• GOAL OF THE EXERCISE:
Count how many lines of the material contain the string "Voltage", then give that number and nothing more.

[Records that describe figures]

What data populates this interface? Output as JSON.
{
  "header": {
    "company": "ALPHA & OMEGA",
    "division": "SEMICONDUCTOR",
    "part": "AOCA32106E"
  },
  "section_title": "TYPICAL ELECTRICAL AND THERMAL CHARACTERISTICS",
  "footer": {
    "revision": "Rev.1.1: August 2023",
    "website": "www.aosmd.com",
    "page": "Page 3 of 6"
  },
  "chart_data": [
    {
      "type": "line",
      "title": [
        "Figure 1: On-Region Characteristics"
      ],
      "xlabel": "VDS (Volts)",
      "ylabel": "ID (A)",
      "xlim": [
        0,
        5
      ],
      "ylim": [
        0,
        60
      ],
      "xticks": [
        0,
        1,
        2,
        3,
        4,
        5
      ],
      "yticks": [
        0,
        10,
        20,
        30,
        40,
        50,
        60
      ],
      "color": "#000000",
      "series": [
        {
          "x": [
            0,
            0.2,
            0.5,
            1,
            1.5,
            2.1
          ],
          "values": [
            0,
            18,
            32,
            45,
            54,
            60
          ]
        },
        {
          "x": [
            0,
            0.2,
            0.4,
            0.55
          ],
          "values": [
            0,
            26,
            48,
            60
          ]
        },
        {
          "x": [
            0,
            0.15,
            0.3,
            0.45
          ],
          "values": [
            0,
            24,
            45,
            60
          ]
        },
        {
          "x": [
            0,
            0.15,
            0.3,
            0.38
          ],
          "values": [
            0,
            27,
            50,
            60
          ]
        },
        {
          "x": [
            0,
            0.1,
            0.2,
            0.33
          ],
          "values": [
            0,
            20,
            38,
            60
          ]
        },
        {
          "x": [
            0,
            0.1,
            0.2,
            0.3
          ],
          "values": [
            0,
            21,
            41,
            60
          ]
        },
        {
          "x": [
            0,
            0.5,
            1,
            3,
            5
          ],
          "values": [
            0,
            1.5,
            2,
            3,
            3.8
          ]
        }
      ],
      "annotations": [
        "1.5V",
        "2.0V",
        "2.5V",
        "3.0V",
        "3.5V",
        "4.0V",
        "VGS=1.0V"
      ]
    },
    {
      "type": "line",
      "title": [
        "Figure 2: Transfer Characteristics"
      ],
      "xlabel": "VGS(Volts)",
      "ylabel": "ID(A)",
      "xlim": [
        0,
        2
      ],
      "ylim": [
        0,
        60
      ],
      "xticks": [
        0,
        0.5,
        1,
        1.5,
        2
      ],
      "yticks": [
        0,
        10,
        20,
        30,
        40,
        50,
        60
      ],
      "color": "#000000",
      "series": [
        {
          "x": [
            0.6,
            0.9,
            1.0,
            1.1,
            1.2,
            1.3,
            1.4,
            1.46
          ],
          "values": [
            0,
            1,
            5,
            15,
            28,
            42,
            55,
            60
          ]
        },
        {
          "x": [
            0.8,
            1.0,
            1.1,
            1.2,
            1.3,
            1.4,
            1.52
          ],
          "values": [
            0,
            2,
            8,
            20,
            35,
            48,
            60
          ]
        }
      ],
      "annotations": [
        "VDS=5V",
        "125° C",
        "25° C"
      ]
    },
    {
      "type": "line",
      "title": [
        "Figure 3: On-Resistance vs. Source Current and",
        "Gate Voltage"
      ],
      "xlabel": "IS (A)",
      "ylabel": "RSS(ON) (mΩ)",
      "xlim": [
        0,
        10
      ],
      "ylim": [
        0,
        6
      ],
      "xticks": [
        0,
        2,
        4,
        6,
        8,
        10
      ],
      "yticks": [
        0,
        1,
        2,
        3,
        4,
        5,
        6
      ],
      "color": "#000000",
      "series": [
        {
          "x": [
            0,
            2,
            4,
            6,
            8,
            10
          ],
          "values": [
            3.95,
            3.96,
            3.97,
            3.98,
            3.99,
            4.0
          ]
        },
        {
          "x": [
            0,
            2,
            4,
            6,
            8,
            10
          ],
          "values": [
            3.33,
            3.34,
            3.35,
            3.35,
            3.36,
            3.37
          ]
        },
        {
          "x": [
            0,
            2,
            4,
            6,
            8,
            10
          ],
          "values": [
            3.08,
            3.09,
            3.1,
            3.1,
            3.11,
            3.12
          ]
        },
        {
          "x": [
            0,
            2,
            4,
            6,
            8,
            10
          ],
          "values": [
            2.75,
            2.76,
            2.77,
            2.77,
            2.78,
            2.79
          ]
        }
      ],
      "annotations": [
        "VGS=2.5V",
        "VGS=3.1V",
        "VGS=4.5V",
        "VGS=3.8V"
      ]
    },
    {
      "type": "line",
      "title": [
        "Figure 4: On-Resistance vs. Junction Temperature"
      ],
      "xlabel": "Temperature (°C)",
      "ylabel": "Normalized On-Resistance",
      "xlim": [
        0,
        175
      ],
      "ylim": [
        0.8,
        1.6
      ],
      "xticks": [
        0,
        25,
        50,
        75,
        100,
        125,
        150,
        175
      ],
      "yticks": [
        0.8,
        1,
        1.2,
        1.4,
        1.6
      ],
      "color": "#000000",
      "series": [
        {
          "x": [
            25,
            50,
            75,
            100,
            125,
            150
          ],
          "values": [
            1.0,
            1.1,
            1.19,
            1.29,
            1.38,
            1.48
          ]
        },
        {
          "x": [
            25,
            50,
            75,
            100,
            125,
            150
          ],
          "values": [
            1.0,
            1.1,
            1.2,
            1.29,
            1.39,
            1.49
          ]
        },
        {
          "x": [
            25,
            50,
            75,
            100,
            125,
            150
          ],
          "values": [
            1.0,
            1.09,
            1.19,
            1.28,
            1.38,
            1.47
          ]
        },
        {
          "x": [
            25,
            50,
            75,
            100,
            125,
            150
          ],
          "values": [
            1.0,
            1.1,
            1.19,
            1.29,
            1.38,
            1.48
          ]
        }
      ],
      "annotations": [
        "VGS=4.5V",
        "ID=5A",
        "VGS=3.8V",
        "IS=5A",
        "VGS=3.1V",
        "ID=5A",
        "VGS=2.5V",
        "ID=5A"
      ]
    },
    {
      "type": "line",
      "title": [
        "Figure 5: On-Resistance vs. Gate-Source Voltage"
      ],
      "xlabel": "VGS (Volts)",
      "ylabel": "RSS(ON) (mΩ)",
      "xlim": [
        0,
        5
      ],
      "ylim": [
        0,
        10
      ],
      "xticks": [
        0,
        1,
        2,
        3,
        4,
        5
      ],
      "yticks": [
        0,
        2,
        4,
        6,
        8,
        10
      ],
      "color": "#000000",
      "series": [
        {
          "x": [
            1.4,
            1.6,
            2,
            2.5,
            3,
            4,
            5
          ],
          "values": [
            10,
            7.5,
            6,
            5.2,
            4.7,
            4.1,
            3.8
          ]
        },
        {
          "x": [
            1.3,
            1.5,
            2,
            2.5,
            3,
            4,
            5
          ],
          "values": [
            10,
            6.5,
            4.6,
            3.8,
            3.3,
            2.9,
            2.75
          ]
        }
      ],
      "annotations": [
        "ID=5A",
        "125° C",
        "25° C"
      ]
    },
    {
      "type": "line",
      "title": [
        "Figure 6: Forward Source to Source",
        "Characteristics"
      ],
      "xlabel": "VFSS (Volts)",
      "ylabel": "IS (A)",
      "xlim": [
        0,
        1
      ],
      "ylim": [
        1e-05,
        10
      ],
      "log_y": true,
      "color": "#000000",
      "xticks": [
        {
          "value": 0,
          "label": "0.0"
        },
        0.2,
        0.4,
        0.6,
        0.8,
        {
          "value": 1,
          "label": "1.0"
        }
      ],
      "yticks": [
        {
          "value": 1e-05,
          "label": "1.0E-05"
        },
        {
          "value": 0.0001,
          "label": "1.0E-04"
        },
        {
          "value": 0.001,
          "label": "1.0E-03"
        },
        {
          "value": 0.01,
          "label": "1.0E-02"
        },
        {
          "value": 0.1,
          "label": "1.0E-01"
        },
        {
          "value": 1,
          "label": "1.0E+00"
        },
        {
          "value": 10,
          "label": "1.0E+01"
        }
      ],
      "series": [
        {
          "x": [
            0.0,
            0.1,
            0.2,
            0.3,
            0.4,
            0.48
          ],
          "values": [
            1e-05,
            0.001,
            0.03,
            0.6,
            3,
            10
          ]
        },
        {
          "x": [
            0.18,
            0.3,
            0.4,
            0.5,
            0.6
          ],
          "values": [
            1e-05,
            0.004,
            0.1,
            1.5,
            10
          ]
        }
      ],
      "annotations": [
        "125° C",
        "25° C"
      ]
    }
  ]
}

• FINISHED TASK:
2